#### Entries provided
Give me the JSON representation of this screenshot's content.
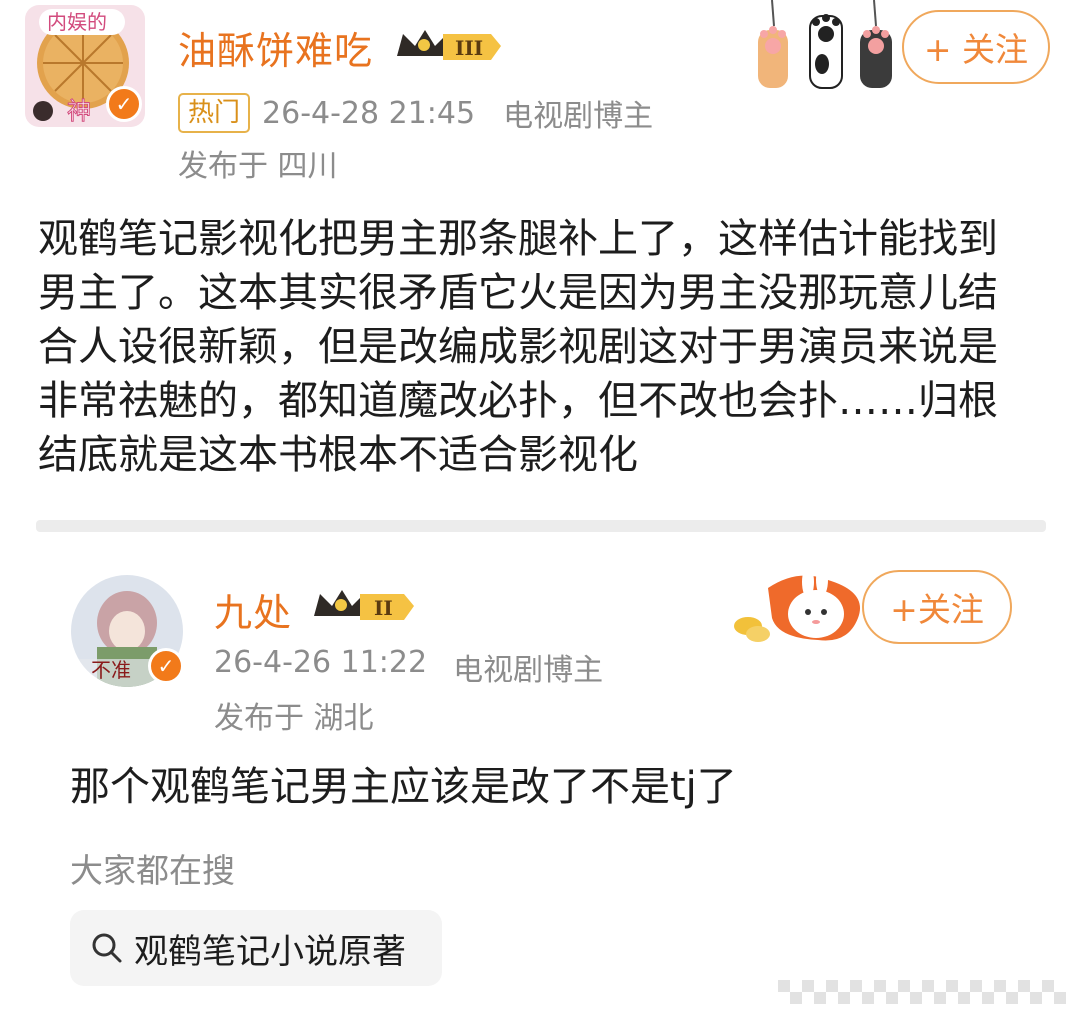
{
  "post1": {
    "avatar_text_top": "内娱的",
    "avatar_text_bottom": "神",
    "username": "油酥饼难吃",
    "level": "III",
    "hot_tag": "热门",
    "timestamp": "26-4-28 21:45",
    "role": "电视剧博主",
    "location": "发布于 四川",
    "follow_label": "+ 关注",
    "body": "观鹤笔记影视化把男主那条腿补上了，这样估计能找到男主了。这本其实很矛盾它火是因为男主没那玩意儿结合人设很新颖，但是改编成影视剧这对于男演员来说是非常祛魅的，都知道魔改必扑，但不改也会扑……归根结底就是这本书根本不适合影视化"
  },
  "post2": {
    "avatar_text": "不准",
    "username": "九处",
    "level": "II",
    "timestamp": "26-4-26 11:22",
    "role": "电视剧博主",
    "location": "发布于 湖北",
    "follow_label": "+关注",
    "body": "那个观鹤笔记男主应该是改了不是tj了"
  },
  "search": {
    "heading": "大家都在搜",
    "query": "观鹤笔记小说原著"
  },
  "colors": {
    "accent": "#e8731f",
    "meta": "#8c8c8c",
    "hot_tag": "#e7b24a"
  }
}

#### Requirements
Scan the material above. Copy each line where "body" occurs.

#### Exercise response
    "body": "观鹤笔记影视化把男主那条腿补上了，这样估计能找到男主了。这本其实很矛盾它火是因为男主没那玩意儿结合人设很新颖，但是改编成影视剧这对于男演员来说是非常祛魅的，都知道魔改必扑，但不改也会扑……归根结底就是这本书根本不适合影视化"
    "body": "那个观鹤笔记男主应该是改了不是tj了"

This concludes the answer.